_WHAT TO PRODUCE_
Which lines hold the word "gmail"? Copy each of them from the material.
____ DATASET CONTENT
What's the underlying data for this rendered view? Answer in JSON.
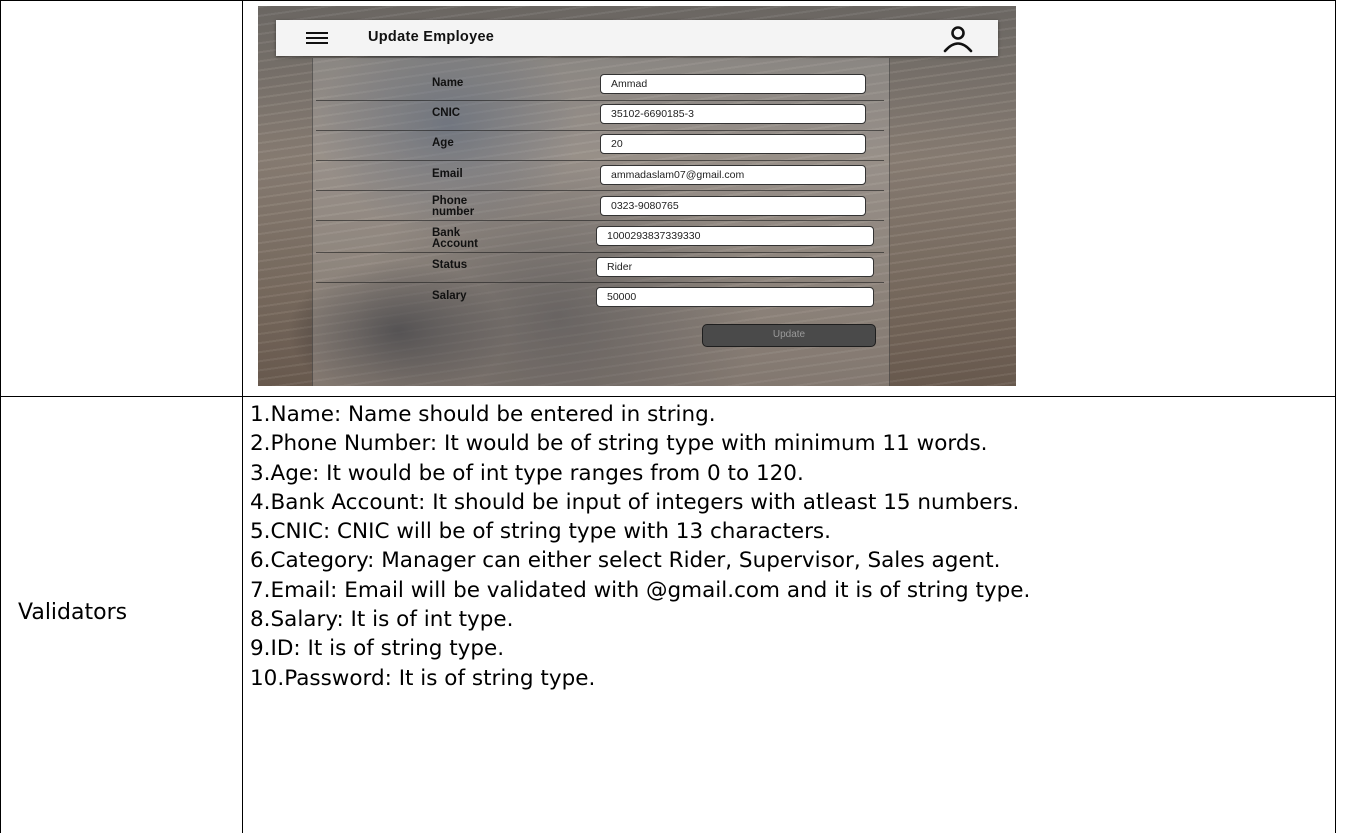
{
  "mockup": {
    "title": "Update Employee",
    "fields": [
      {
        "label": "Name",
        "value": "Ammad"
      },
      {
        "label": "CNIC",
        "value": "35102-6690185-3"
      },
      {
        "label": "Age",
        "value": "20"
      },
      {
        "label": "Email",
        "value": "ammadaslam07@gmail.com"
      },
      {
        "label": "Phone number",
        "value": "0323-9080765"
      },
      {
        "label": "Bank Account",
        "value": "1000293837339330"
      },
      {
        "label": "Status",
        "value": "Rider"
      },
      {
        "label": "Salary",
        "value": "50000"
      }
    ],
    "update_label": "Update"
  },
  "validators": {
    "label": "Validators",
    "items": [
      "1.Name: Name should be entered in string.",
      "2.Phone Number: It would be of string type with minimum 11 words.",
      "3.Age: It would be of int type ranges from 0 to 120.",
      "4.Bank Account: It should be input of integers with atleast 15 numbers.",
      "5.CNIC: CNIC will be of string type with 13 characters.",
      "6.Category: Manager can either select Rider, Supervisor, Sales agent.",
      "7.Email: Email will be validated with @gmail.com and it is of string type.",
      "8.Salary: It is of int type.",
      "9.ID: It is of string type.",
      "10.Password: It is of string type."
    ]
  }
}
________
_OUTPUT_
        "value": "ammadaslam07@gmail.com"
      "7.Email: Email will be validated with @gmail.com and it is of string type.",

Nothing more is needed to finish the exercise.